== TASK REQUIREMENTS ==
All records are to be retyped faithfully and completely.
** Begin INPUT **
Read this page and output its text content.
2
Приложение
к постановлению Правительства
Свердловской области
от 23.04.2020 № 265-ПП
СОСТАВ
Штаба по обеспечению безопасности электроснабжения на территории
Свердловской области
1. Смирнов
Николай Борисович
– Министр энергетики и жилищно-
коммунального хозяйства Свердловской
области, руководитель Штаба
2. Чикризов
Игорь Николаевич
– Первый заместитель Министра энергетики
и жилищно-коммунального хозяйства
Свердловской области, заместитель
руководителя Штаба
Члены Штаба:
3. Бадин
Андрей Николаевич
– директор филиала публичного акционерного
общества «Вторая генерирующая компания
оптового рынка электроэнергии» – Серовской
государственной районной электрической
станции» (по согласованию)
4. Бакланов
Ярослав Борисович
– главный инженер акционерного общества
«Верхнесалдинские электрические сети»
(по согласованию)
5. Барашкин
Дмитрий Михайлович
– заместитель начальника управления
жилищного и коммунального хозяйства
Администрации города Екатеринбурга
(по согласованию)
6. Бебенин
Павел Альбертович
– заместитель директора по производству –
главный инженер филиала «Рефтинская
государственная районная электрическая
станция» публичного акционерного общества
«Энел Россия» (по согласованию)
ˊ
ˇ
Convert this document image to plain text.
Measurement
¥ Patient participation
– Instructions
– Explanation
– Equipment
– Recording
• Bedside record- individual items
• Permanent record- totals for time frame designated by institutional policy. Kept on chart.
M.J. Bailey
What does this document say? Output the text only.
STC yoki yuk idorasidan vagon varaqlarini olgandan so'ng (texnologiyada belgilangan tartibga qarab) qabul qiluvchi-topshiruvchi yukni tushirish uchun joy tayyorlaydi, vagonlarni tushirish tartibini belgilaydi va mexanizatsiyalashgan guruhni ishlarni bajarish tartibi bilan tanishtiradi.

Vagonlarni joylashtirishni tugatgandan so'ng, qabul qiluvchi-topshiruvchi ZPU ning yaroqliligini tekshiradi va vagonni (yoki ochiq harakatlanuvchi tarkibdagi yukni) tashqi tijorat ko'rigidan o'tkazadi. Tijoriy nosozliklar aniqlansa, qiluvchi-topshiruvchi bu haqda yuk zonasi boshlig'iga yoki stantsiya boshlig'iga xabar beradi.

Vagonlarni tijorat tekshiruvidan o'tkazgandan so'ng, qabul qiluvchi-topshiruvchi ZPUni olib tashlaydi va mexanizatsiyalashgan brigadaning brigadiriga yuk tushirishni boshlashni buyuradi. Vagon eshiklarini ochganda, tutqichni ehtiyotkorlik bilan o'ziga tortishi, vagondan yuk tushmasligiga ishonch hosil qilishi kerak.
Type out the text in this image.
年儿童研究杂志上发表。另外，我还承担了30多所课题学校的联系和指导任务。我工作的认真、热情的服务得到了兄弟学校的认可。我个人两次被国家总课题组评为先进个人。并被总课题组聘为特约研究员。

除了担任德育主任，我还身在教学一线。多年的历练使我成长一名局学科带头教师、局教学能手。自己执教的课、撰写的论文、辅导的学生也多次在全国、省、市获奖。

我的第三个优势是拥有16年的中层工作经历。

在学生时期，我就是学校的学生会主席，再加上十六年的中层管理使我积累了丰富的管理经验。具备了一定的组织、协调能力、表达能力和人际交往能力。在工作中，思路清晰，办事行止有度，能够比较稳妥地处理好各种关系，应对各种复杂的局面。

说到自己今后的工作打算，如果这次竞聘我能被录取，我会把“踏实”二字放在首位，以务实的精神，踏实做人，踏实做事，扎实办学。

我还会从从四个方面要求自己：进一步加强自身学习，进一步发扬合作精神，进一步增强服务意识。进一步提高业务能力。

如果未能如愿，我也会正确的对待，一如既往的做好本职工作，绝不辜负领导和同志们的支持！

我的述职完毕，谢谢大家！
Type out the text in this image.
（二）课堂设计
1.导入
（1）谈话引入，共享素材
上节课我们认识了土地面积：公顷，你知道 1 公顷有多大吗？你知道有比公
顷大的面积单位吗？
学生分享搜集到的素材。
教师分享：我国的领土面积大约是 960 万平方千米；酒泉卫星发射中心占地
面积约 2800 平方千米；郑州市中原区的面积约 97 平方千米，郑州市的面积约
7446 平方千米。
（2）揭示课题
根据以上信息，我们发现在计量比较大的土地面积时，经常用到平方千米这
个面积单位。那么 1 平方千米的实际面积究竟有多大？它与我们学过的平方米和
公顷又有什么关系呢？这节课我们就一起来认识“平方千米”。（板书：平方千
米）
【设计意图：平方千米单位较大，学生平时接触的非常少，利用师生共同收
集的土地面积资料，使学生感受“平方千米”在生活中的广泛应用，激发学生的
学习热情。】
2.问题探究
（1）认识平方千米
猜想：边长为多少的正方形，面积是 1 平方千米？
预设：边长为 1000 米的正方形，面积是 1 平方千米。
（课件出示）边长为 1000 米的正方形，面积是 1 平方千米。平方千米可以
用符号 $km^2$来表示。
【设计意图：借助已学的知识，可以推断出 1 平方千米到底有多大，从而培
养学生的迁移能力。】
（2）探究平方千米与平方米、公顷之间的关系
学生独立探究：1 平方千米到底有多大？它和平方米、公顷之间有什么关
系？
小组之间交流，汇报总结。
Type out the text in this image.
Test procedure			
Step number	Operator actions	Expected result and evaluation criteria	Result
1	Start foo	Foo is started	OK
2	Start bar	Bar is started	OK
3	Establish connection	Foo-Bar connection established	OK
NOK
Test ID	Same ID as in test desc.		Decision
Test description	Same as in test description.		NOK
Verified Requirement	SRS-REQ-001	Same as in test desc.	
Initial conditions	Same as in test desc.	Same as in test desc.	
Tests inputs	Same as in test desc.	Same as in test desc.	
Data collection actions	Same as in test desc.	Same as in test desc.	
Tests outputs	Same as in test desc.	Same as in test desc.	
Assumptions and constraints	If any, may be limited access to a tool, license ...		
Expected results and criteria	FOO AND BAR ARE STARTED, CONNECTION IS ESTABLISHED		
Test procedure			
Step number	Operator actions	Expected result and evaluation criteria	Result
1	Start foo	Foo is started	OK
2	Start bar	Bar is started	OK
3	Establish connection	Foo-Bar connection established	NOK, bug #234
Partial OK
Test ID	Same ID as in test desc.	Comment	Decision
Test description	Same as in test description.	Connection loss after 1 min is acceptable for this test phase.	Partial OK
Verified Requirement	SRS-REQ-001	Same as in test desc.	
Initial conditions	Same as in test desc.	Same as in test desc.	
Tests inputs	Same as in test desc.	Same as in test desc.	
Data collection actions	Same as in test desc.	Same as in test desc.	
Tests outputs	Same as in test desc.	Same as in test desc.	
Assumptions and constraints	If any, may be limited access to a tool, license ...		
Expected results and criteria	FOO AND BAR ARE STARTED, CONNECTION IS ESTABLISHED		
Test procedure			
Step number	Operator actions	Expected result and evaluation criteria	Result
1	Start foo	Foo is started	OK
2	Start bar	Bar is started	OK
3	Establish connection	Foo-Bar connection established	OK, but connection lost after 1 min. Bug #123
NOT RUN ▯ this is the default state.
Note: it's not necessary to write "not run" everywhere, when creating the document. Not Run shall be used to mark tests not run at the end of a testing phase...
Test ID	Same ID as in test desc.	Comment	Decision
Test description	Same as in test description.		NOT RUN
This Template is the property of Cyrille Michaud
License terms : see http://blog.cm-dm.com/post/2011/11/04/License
** End INPUT **
== RESULT ==
Read this page and output its text content.
2
Приложение
к постановлению Правительства
Свердловской области
от 23.04.2020 № 265-ПП
СОСТАВ
Штаба по обеспечению безопасности электроснабжения на территории
Свердловской области
1. Смирнов
Николай Борисович
– Министр энергетики и жилищно-
коммунального хозяйства Свердловской
области, руководитель Штаба
2. Чикризов
Игорь Николаевич
– Первый заместитель Министра энергетики
и жилищно-коммунального хозяйства
Свердловской области, заместитель
руководителя Штаба
Члены Штаба:
3. Бадин
Андрей Николаевич
– директор филиала публичного акционерного
общества «Вторая генерирующая компания
оптового рынка электроэнергии» – Серовской
государственной районной электрической
станции» (по согласованию)
4. Бакланов
Ярослав Борисович
– главный инженер акционерного общества
«Верхнесалдинские электрические сети»
(по согласованию)
5. Барашкин
Дмитрий Михайлович
– заместитель начальника управления
жилищного и коммунального хозяйства
Администрации города Екатеринбурга
(по согласованию)
6. Бебенин
Павел Альбертович
– заместитель директора по производству –
главный инженер филиала «Рефтинская
государственная районная электрическая
станция» публичного акционерного общества
«Энел Россия» (по согласованию)
ˊ
ˇ
Convert this document image to plain text.
Measurement
¥ Patient participation
– Instructions
– Explanation
– Equipment
– Recording
• Bedside record- individual items
• Permanent record- totals for time frame designated by institutional policy. Kept on chart.
M.J. Bailey
What does this document say? Output the text only.
STC yoki yuk idorasidan vagon varaqlarini olgandan so'ng (texnologiyada belgilangan tartibga qarab) qabul qiluvchi-topshiruvchi yukni tushirish uchun joy tayyorlaydi, vagonlarni tushirish tartibini belgilaydi va mexanizatsiyalashgan guruhni ishlarni bajarish tartibi bilan tanishtiradi.

Vagonlarni joylashtirishni tugatgandan so'ng, qabul qiluvchi-topshiruvchi ZPU ning yaroqliligini tekshiradi va vagonni (yoki ochiq harakatlanuvchi tarkibdagi yukni) tashqi tijorat ko'rigidan o'tkazadi. Tijoriy nosozliklar aniqlansa, qiluvchi-topshiruvchi bu haqda yuk zonasi boshlig'iga yoki stantsiya boshlig'iga xabar beradi.

Vagonlarni tijorat tekshiruvidan o'tkazgandan so'ng, qabul qiluvchi-topshiruvchi ZPUni olib tashlaydi va mexanizatsiyalashgan brigadaning brigadiriga yuk tushirishni boshlashni buyuradi. Vagon eshiklarini ochganda, tutqichni ehtiyotkorlik bilan o'ziga tortishi, vagondan yuk tushmasligiga ishonch hosil qilishi kerak.
Type out the text in this image.
年儿童研究杂志上发表。另外，我还承担了30多所课题学校的联系和指导任务。我工作的认真、热情的服务得到了兄弟学校的认可。我个人两次被国家总课题组评为先进个人。并被总课题组聘为特约研究员。

除了担任德育主任，我还身在教学一线。多年的历练使我成长一名局学科带头教师、局教学能手。自己执教的课、撰写的论文、辅导的学生也多次在全国、省、市获奖。

我的第三个优势是拥有16年的中层工作经历。

在学生时期，我就是学校的学生会主席，再加上十六年的中层管理使我积累了丰富的管理经验。具备了一定的组织、协调能力、表达能力和人际交往能力。在工作中，思路清晰，办事行止有度，能够比较稳妥地处理好各种关系，应对各种复杂的局面。

说到自己今后的工作打算，如果这次竞聘我能被录取，我会把“踏实”二字放在首位，以务实的精神，踏实做人，踏实做事，扎实办学。

我还会从从四个方面要求自己：进一步加强自身学习，进一步发扬合作精神，进一步增强服务意识。进一步提高业务能力。

如果未能如愿，我也会正确的对待，一如既往的做好本职工作，绝不辜负领导和同志们的支持！

我的述职完毕，谢谢大家！
Type out the text in this image.
（二）课堂设计
1.导入
（1）谈话引入，共享素材
上节课我们认识了土地面积：公顷，你知道 1 公顷有多大吗？你知道有比公
顷大的面积单位吗？
学生分享搜集到的素材。
教师分享：我国的领土面积大约是 960 万平方千米；酒泉卫星发射中心占地
面积约 2800 平方千米；郑州市中原区的面积约 97 平方千米，郑州市的面积约
7446 平方千米。
（2）揭示课题
根据以上信息，我们发现在计量比较大的土地面积时，经常用到平方千米这
个面积单位。那么 1 平方千米的实际面积究竟有多大？它与我们学过的平方米和
公顷又有什么关系呢？这节课我们就一起来认识“平方千米”。（板书：平方千
米）
【设计意图：平方千米单位较大，学生平时接触的非常少，利用师生共同收
集的土地面积资料，使学生感受“平方千米”在生活中的广泛应用，激发学生的
学习热情。】
2.问题探究
（1）认识平方千米
猜想：边长为多少的正方形，面积是 1 平方千米？
预设：边长为 1000 米的正方形，面积是 1 平方千米。
（课件出示）边长为 1000 米的正方形，面积是 1 平方千米。平方千米可以
用符号 $km^2$来表示。
【设计意图：借助已学的知识，可以推断出 1 平方千米到底有多大，从而培
养学生的迁移能力。】
（2）探究平方千米与平方米、公顷之间的关系
学生独立探究：1 平方千米到底有多大？它和平方米、公顷之间有什么关
系？
小组之间交流，汇报总结。
Type out the text in this image.
Test procedure			
Step number	Operator actions	Expected result and evaluation criteria	Result
1	Start foo	Foo is started	OK
2	Start bar	Bar is started	OK
3	Establish connection	Foo-Bar connection established	OK
NOK
Test ID	Same ID as in test desc.		Decision
Test description	Same as in test description.		NOK
Verified Requirement	SRS-REQ-001	Same as in test desc.	
Initial conditions	Same as in test desc.	Same as in test desc.	
Tests inputs	Same as in test desc.	Same as in test desc.	
Data collection actions	Same as in test desc.	Same as in test desc.	
Tests outputs	Same as in test desc.	Same as in test desc.	
Assumptions and constraints	If any, may be limited access to a tool, license ...		
Expected results and criteria	FOO AND BAR ARE STARTED, CONNECTION IS ESTABLISHED		
Test procedure			
Step number	Operator actions	Expected result and evaluation criteria	Result
1	Start foo	Foo is started	OK
2	Start bar	Bar is started	OK
3	Establish connection	Foo-Bar connection established	NOK, bug #234
Partial OK
Test ID	Same ID as in test desc.	Comment	Decision
Test description	Same as in test description.	Connection loss after 1 min is acceptable for this test phase.	Partial OK
Verified Requirement	SRS-REQ-001	Same as in test desc.	
Initial conditions	Same as in test desc.	Same as in test desc.	
Tests inputs	Same as in test desc.	Same as in test desc.	
Data collection actions	Same as in test desc.	Same as in test desc.	
Tests outputs	Same as in test desc.	Same as in test desc.	
Assumptions and constraints	If any, may be limited access to a tool, license ...		
Expected results and criteria	FOO AND BAR ARE STARTED, CONNECTION IS ESTABLISHED		
Test procedure			
Step number	Operator actions	Expected result and evaluation criteria	Result
1	Start foo	Foo is started	OK
2	Start bar	Bar is started	OK
3	Establish connection	Foo-Bar connection established	OK, but connection lost after 1 min. Bug #123
NOT RUN ▯ this is the default state.
Note: it's not necessary to write "not run" everywhere, when creating the document. Not Run shall be used to mark tests not run at the end of a testing phase...
Test ID	Same ID as in test desc.	Comment	Decision
Test description	Same as in test description.		NOT RUN
This Template is the property of Cyrille Michaud
License terms : see http://blog.cm-dm.com/post/2011/11/04/License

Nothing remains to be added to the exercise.